● To do: Every entry that follows should be repeated exactly; drop the images.

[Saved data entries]
────────────────────────────────────────
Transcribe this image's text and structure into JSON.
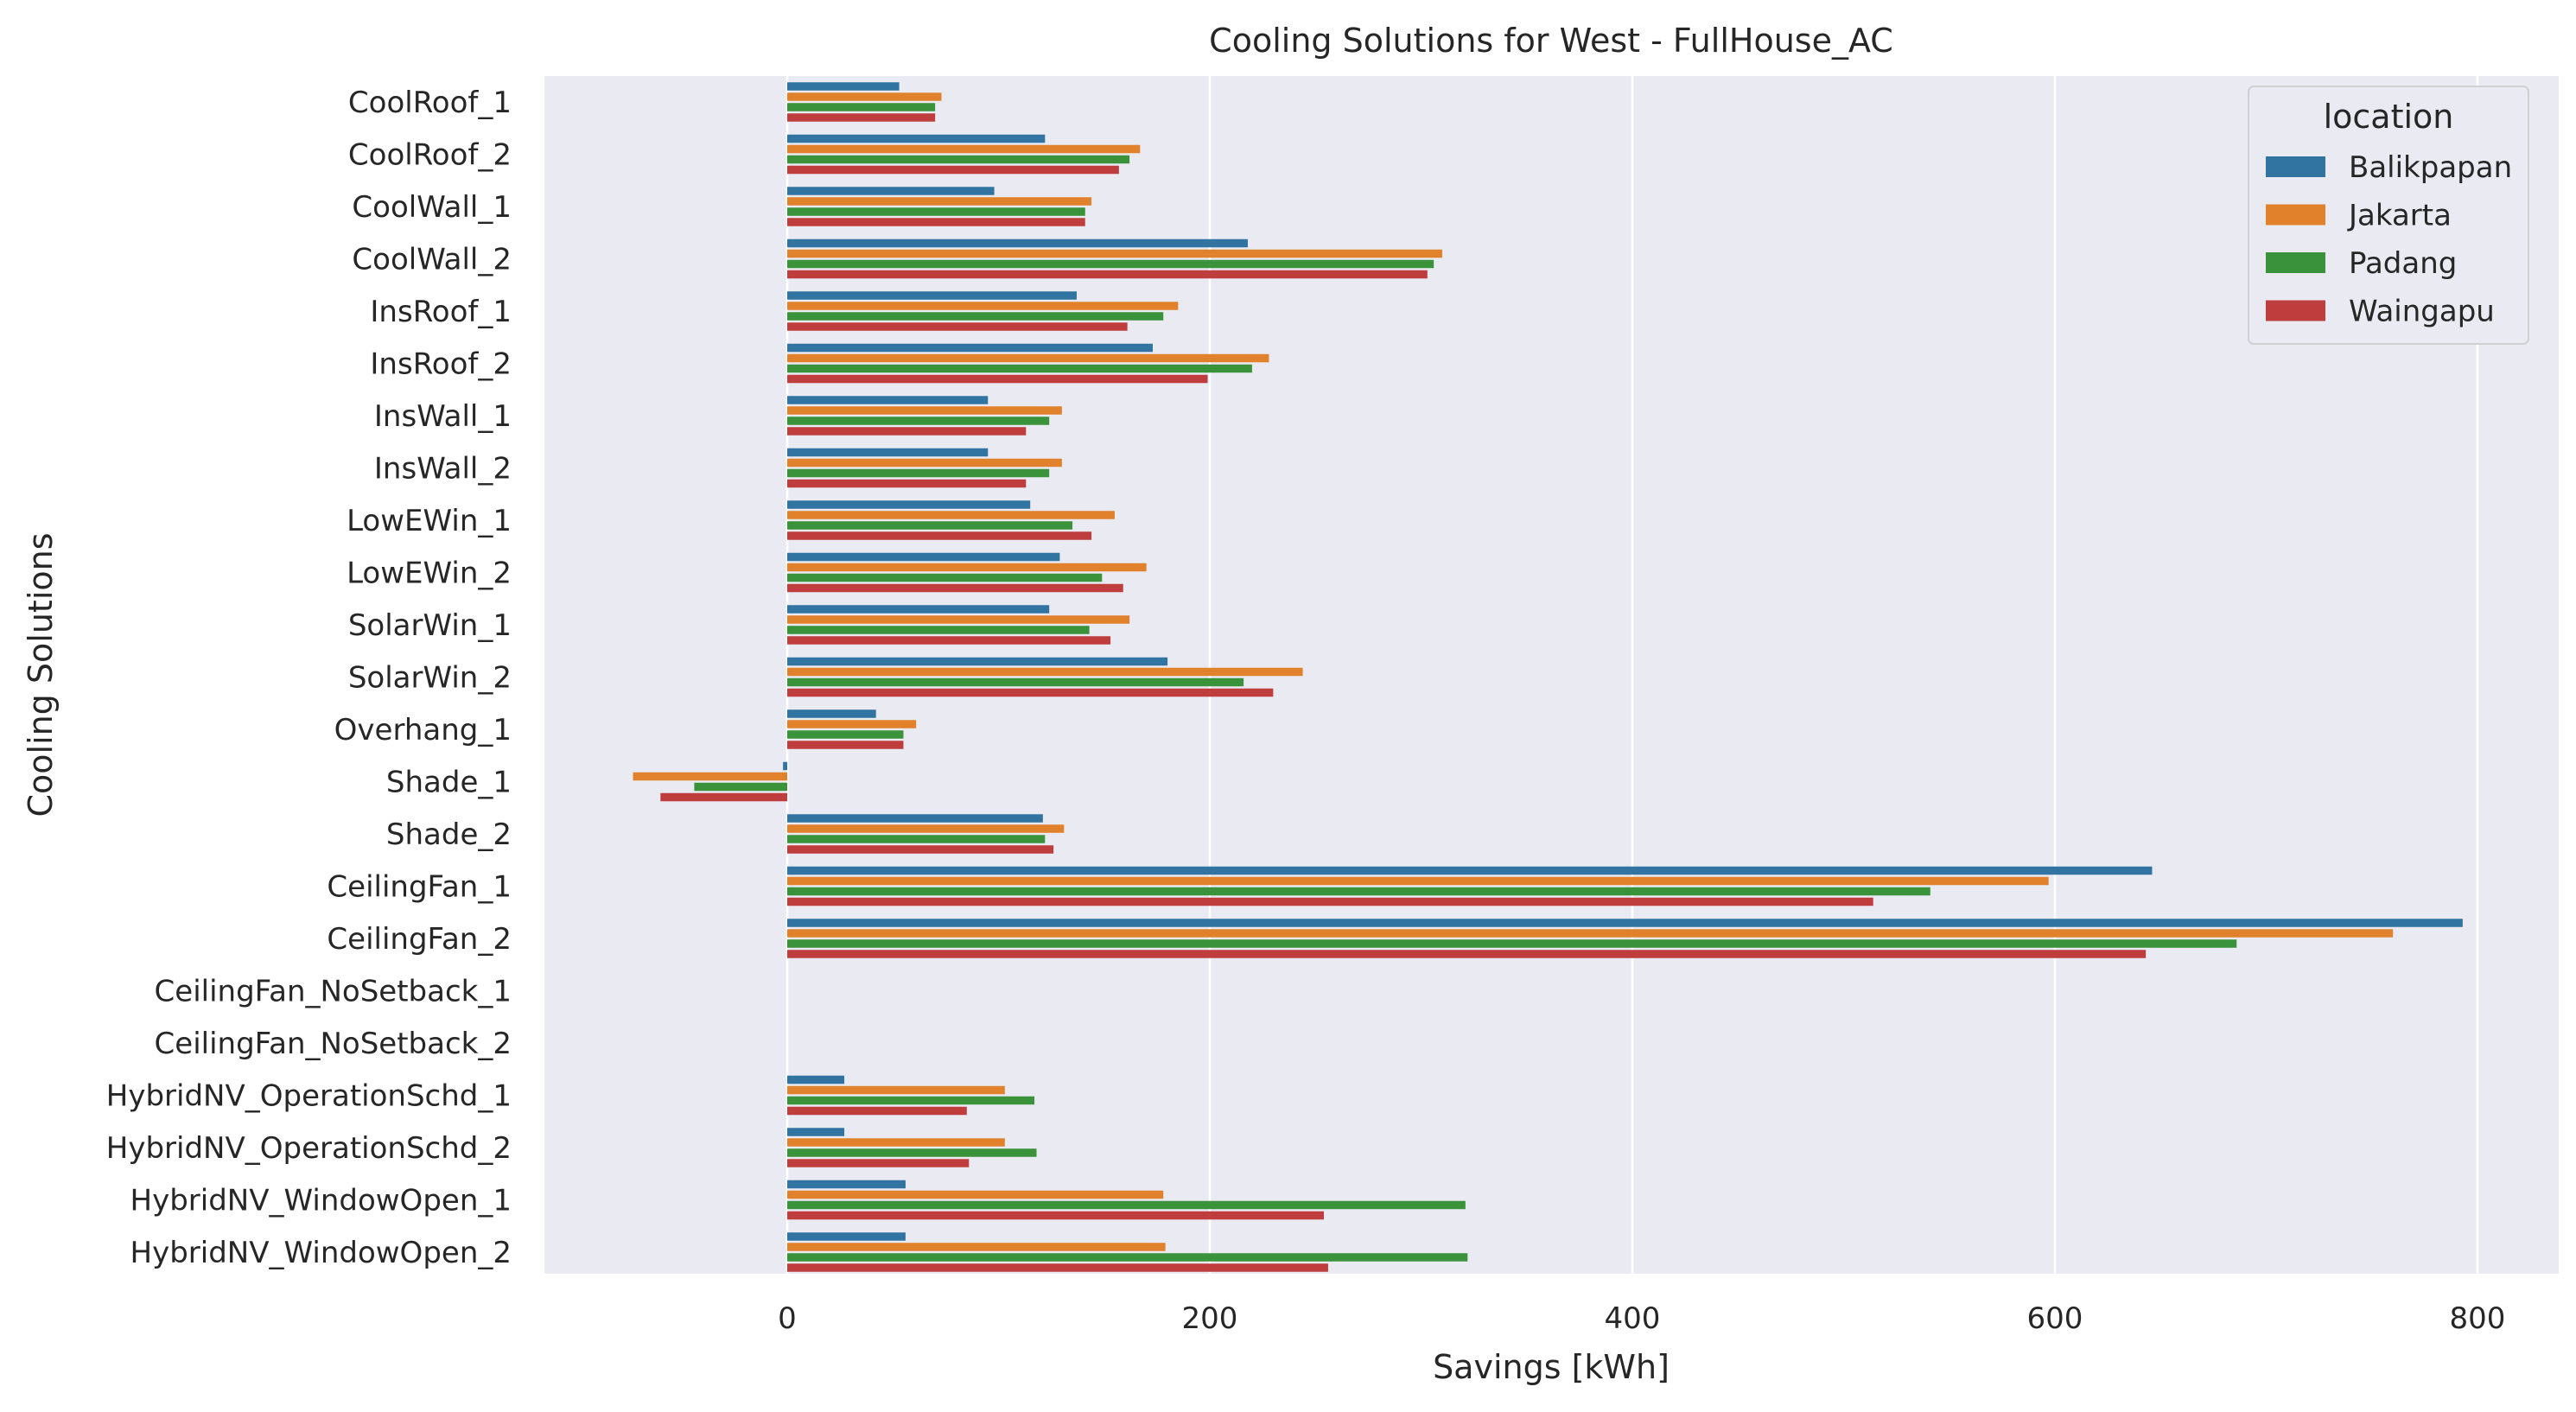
{
  "chart_data": {
    "type": "bar",
    "orientation": "horizontal",
    "title": "Cooling Solutions for West - FullHouse_AC",
    "xlabel": "Savings [kWh]",
    "ylabel": "Cooling Solutions",
    "xlim": [
      -115,
      820
    ],
    "xticks": [
      0,
      200,
      400,
      600,
      800
    ],
    "grid": true,
    "legend": {
      "title": "location",
      "placement": "top-right"
    },
    "categories": [
      "CoolRoof_1",
      "CoolRoof_2",
      "CoolWall_1",
      "CoolWall_2",
      "InsRoof_1",
      "InsRoof_2",
      "InsWall_1",
      "InsWall_2",
      "LowEWin_1",
      "LowEWin_2",
      "SolarWin_1",
      "SolarWin_2",
      "Overhang_1",
      "Shade_1",
      "Shade_2",
      "CeilingFan_1",
      "CeilingFan_2",
      "CeilingFan_NoSetback_1",
      "CeilingFan_NoSetback_2",
      "HybridNV_OperationSchd_1",
      "HybridNV_OperationSchd_2",
      "HybridNV_WindowOpen_1",
      "HybridNV_WindowOpen_2"
    ],
    "series": [
      {
        "name": "Balikpapan",
        "color": "#3274a1",
        "values": [
          53,
          122,
          98,
          218,
          137,
          173,
          95,
          95,
          115,
          129,
          124,
          180,
          42,
          -2,
          121,
          646,
          793,
          0,
          0,
          27,
          27,
          56,
          56
        ]
      },
      {
        "name": "Jakarta",
        "color": "#e1812c",
        "values": [
          73,
          167,
          144,
          310,
          185,
          228,
          130,
          130,
          155,
          170,
          162,
          244,
          61,
          -73,
          131,
          597,
          760,
          0,
          0,
          103,
          103,
          178,
          179
        ]
      },
      {
        "name": "Padang",
        "color": "#3a923a",
        "values": [
          70,
          162,
          141,
          306,
          178,
          220,
          124,
          124,
          135,
          149,
          143,
          216,
          55,
          -44,
          122,
          541,
          686,
          0,
          0,
          117,
          118,
          321,
          322
        ]
      },
      {
        "name": "Waingapu",
        "color": "#c03d3e",
        "values": [
          70,
          157,
          141,
          303,
          161,
          199,
          113,
          113,
          144,
          159,
          153,
          230,
          55,
          -60,
          126,
          514,
          643,
          0,
          0,
          85,
          86,
          254,
          256
        ]
      }
    ]
  }
}
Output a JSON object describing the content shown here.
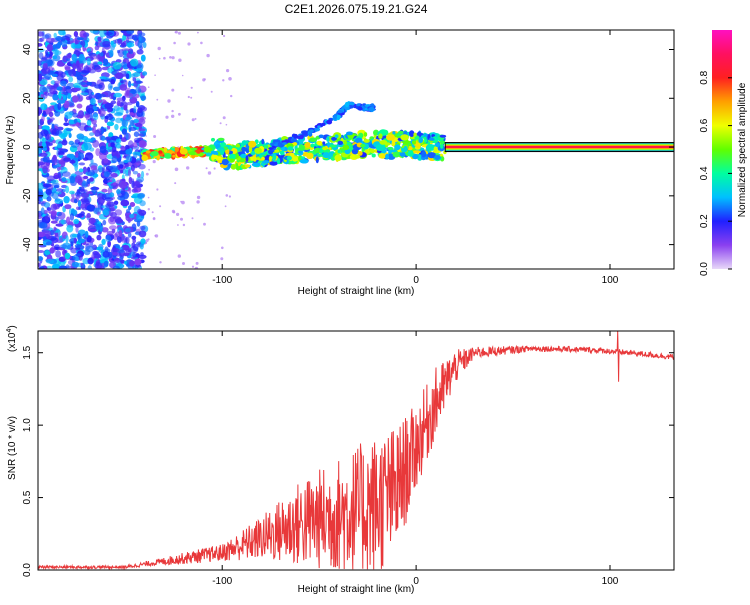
{
  "title": "C2E1.2026.075.19.21.G24",
  "chart_data": [
    {
      "type": "heatmap",
      "name": "spectrogram",
      "xlabel": "Height of straight line (km)",
      "ylabel": "Frequency (Hz)",
      "xlim": [
        -195,
        133
      ],
      "ylim": [
        -50,
        48
      ],
      "xticks": [
        -100,
        0,
        100
      ],
      "yticks": [
        -40,
        -20,
        0,
        20,
        40
      ],
      "colorbar": {
        "label": "Normalized spectral amplitude",
        "range": [
          0,
          1
        ],
        "ticks": [
          0.0,
          0.2,
          0.4,
          0.6,
          0.8
        ],
        "tick_labels": [
          "0.0",
          "0.2",
          "0.4",
          "0.6",
          "0.8"
        ],
        "colors": [
          "#e8d8f8",
          "#8a40f0",
          "#2020ff",
          "#00c0ff",
          "#00ffa0",
          "#60ff00",
          "#f0ff00",
          "#ffa000",
          "#ff2020",
          "#ff1060",
          "#ff10c0"
        ]
      },
      "features": {
        "noise_region_end_km": -140,
        "carrier_start_km": 15,
        "carrier_freq_hz": 0,
        "branch_upper": [
          [
            -75,
            0
          ],
          [
            -55,
            6
          ],
          [
            -40,
            13
          ],
          [
            -35,
            17
          ],
          [
            -22,
            16
          ]
        ]
      }
    },
    {
      "type": "line",
      "name": "snr",
      "xlabel": "Height of straight line (km)",
      "ylabel": "SNR (10 * v/v)",
      "scale_label": "(x10",
      "scale_exp": "4",
      "xlim": [
        -195,
        133
      ],
      "ylim": [
        0,
        1.65
      ],
      "xticks": [
        -100,
        0,
        100
      ],
      "yticks": [
        0.0,
        0.5,
        1.0,
        1.5
      ],
      "ytick_labels": [
        "0.0",
        "0.5",
        "1.0",
        "1.5"
      ],
      "color": "#e8383a",
      "envelope": [
        {
          "x": -195,
          "mean": 0.02,
          "amp": 0.01
        },
        {
          "x": -150,
          "mean": 0.02,
          "amp": 0.01
        },
        {
          "x": -135,
          "mean": 0.05,
          "amp": 0.02
        },
        {
          "x": -120,
          "mean": 0.08,
          "amp": 0.04
        },
        {
          "x": -100,
          "mean": 0.12,
          "amp": 0.06
        },
        {
          "x": -80,
          "mean": 0.22,
          "amp": 0.15
        },
        {
          "x": -60,
          "mean": 0.32,
          "amp": 0.3
        },
        {
          "x": -40,
          "mean": 0.38,
          "amp": 0.4
        },
        {
          "x": -20,
          "mean": 0.45,
          "amp": 0.5
        },
        {
          "x": -10,
          "mean": 0.55,
          "amp": 0.45
        },
        {
          "x": 0,
          "mean": 0.85,
          "amp": 0.3
        },
        {
          "x": 10,
          "mean": 1.15,
          "amp": 0.25
        },
        {
          "x": 20,
          "mean": 1.4,
          "amp": 0.12
        },
        {
          "x": 30,
          "mean": 1.5,
          "amp": 0.04
        },
        {
          "x": 60,
          "mean": 1.53,
          "amp": 0.02
        },
        {
          "x": 90,
          "mean": 1.52,
          "amp": 0.02
        },
        {
          "x": 110,
          "mean": 1.5,
          "amp": 0.02
        },
        {
          "x": 133,
          "mean": 1.47,
          "amp": 0.02
        }
      ],
      "spikes": [
        {
          "x": 104,
          "y": 1.65
        },
        {
          "x": 104.5,
          "y": 1.3
        }
      ]
    }
  ]
}
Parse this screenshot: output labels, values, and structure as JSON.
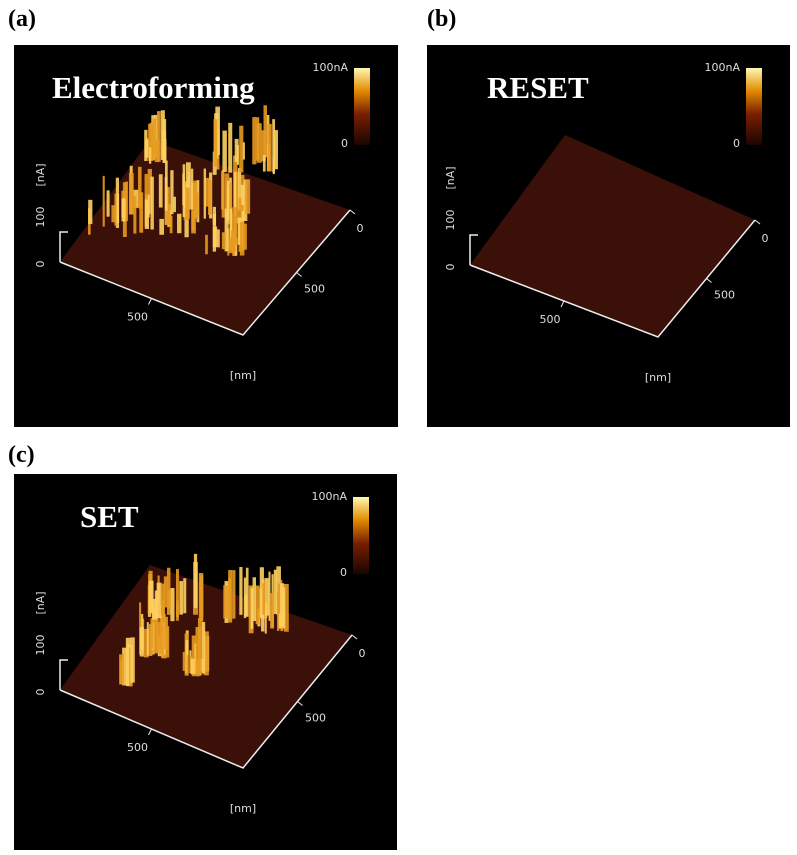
{
  "panels": [
    {
      "label": "(a)",
      "title": "Electroforming",
      "colorbar_max": "100nA",
      "colorbar_min": "0",
      "z_unit": "[nA]",
      "z_ticks": [
        "100",
        "0"
      ],
      "x_tick": "500",
      "y_ticks": [
        "0",
        "500"
      ],
      "xy_unit": "[nm]"
    },
    {
      "label": "(b)",
      "title": "RESET",
      "colorbar_max": "100nA",
      "colorbar_min": "0",
      "z_unit": "[nA]",
      "z_ticks": [
        "100",
        "0"
      ],
      "x_tick": "500",
      "y_ticks": [
        "0",
        "500"
      ],
      "xy_unit": "[nm]"
    },
    {
      "label": "(c)",
      "title": "SET",
      "colorbar_max": "100nA",
      "colorbar_min": "0",
      "z_unit": "[nA]",
      "z_ticks": [
        "100",
        "0"
      ],
      "x_tick": "500",
      "y_ticks": [
        "0",
        "500"
      ],
      "xy_unit": "[nm]"
    }
  ]
}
────────────────────────────────────────
● Task result:
Transcribe this image's text and structure into JSON.
{
  "chart_data": {
    "type": "bar",
    "orientation": "horizontal",
    "title": "Cooling Solutions for West - FullHouse_AC",
    "xlabel": "Savings [kWh]",
    "ylabel": "Cooling Solutions",
    "xlim": [
      -115,
      820
    ],
    "xticks": [
      0,
      200,
      400,
      600,
      800
    ],
    "grid": true,
    "legend": {
      "title": "location",
      "placement": "top-right"
    },
    "categories": [
      "CoolRoof_1",
      "CoolRoof_2",
      "CoolWall_1",
      "CoolWall_2",
      "InsRoof_1",
      "InsRoof_2",
      "InsWall_1",
      "InsWall_2",
      "LowEWin_1",
      "LowEWin_2",
      "SolarWin_1",
      "SolarWin_2",
      "Overhang_1",
      "Shade_1",
      "Shade_2",
      "CeilingFan_1",
      "CeilingFan_2",
      "CeilingFan_NoSetback_1",
      "CeilingFan_NoSetback_2",
      "HybridNV_OperationSchd_1",
      "HybridNV_OperationSchd_2",
      "HybridNV_WindowOpen_1",
      "HybridNV_WindowOpen_2"
    ],
    "series": [
      {
        "name": "Balikpapan",
        "color": "#3274a1",
        "values": [
          53,
          122,
          98,
          218,
          137,
          173,
          95,
          95,
          115,
          129,
          124,
          180,
          42,
          -2,
          121,
          646,
          793,
          0,
          0,
          27,
          27,
          56,
          56
        ]
      },
      {
        "name": "Jakarta",
        "color": "#e1812c",
        "values": [
          73,
          167,
          144,
          310,
          185,
          228,
          130,
          130,
          155,
          170,
          162,
          244,
          61,
          -73,
          131,
          597,
          760,
          0,
          0,
          103,
          103,
          178,
          179
        ]
      },
      {
        "name": "Padang",
        "color": "#3a923a",
        "values": [
          70,
          162,
          141,
          306,
          178,
          220,
          124,
          124,
          135,
          149,
          143,
          216,
          55,
          -44,
          122,
          541,
          686,
          0,
          0,
          117,
          118,
          321,
          322
        ]
      },
      {
        "name": "Waingapu",
        "color": "#c03d3e",
        "values": [
          70,
          157,
          141,
          303,
          161,
          199,
          113,
          113,
          144,
          159,
          153,
          230,
          55,
          -60,
          126,
          514,
          643,
          0,
          0,
          85,
          86,
          254,
          256
        ]
      }
    ]
  }
}
Output a JSON object describing the content shown here.
{
  "title": "C2E1.2026.075.19.21.G24",
  "chart_data": [
    {
      "type": "heatmap",
      "name": "spectrogram",
      "xlabel": "Height of straight line (km)",
      "ylabel": "Frequency (Hz)",
      "xlim": [
        -195,
        133
      ],
      "ylim": [
        -50,
        48
      ],
      "xticks": [
        -100,
        0,
        100
      ],
      "yticks": [
        -40,
        -20,
        0,
        20,
        40
      ],
      "colorbar": {
        "label": "Normalized spectral amplitude",
        "range": [
          0,
          1
        ],
        "ticks": [
          0.0,
          0.2,
          0.4,
          0.6,
          0.8
        ],
        "tick_labels": [
          "0.0",
          "0.2",
          "0.4",
          "0.6",
          "0.8"
        ],
        "colors": [
          "#e8d8f8",
          "#8a40f0",
          "#2020ff",
          "#00c0ff",
          "#00ffa0",
          "#60ff00",
          "#f0ff00",
          "#ffa000",
          "#ff2020",
          "#ff1060",
          "#ff10c0"
        ]
      },
      "features": {
        "noise_region_end_km": -140,
        "carrier_start_km": 15,
        "carrier_freq_hz": 0,
        "branch_upper": [
          [
            -75,
            0
          ],
          [
            -55,
            6
          ],
          [
            -40,
            13
          ],
          [
            -35,
            17
          ],
          [
            -22,
            16
          ]
        ]
      }
    },
    {
      "type": "line",
      "name": "snr",
      "xlabel": "Height of straight line (km)",
      "ylabel": "SNR (10 * v/v)",
      "scale_label": "(x10",
      "scale_exp": "4",
      "xlim": [
        -195,
        133
      ],
      "ylim": [
        0,
        1.65
      ],
      "xticks": [
        -100,
        0,
        100
      ],
      "yticks": [
        0.0,
        0.5,
        1.0,
        1.5
      ],
      "ytick_labels": [
        "0.0",
        "0.5",
        "1.0",
        "1.5"
      ],
      "color": "#e8383a",
      "envelope": [
        {
          "x": -195,
          "mean": 0.02,
          "amp": 0.01
        },
        {
          "x": -150,
          "mean": 0.02,
          "amp": 0.01
        },
        {
          "x": -135,
          "mean": 0.05,
          "amp": 0.02
        },
        {
          "x": -120,
          "mean": 0.08,
          "amp": 0.04
        },
        {
          "x": -100,
          "mean": 0.12,
          "amp": 0.06
        },
        {
          "x": -80,
          "mean": 0.22,
          "amp": 0.15
        },
        {
          "x": -60,
          "mean": 0.32,
          "amp": 0.3
        },
        {
          "x": -40,
          "mean": 0.38,
          "amp": 0.4
        },
        {
          "x": -20,
          "mean": 0.45,
          "amp": 0.5
        },
        {
          "x": -10,
          "mean": 0.55,
          "amp": 0.45
        },
        {
          "x": 0,
          "mean": 0.85,
          "amp": 0.3
        },
        {
          "x": 10,
          "mean": 1.15,
          "amp": 0.25
        },
        {
          "x": 20,
          "mean": 1.4,
          "amp": 0.12
        },
        {
          "x": 30,
          "mean": 1.5,
          "amp": 0.04
        },
        {
          "x": 60,
          "mean": 1.53,
          "amp": 0.02
        },
        {
          "x": 90,
          "mean": 1.52,
          "amp": 0.02
        },
        {
          "x": 110,
          "mean": 1.5,
          "amp": 0.02
        },
        {
          "x": 133,
          "mean": 1.47,
          "amp": 0.02
        }
      ],
      "spikes": [
        {
          "x": 104,
          "y": 1.65
        },
        {
          "x": 104.5,
          "y": 1.3
        }
      ]
    }
  ]
}
Parse this screenshot: output labels, values, and structure as JSON.
{
  "panels": [
    {
      "label": "(a)",
      "title": "Electroforming",
      "colorbar_max": "100nA",
      "colorbar_min": "0",
      "z_unit": "[nA]",
      "z_ticks": [
        "100",
        "0"
      ],
      "x_tick": "500",
      "y_ticks": [
        "0",
        "500"
      ],
      "xy_unit": "[nm]"
    },
    {
      "label": "(b)",
      "title": "RESET",
      "colorbar_max": "100nA",
      "colorbar_min": "0",
      "z_unit": "[nA]",
      "z_ticks": [
        "100",
        "0"
      ],
      "x_tick": "500",
      "y_ticks": [
        "0",
        "500"
      ],
      "xy_unit": "[nm]"
    },
    {
      "label": "(c)",
      "title": "SET",
      "colorbar_max": "100nA",
      "colorbar_min": "0",
      "z_unit": "[nA]",
      "z_ticks": [
        "100",
        "0"
      ],
      "x_tick": "500",
      "y_ticks": [
        "0",
        "500"
      ],
      "xy_unit": "[nm]"
    }
  ]
}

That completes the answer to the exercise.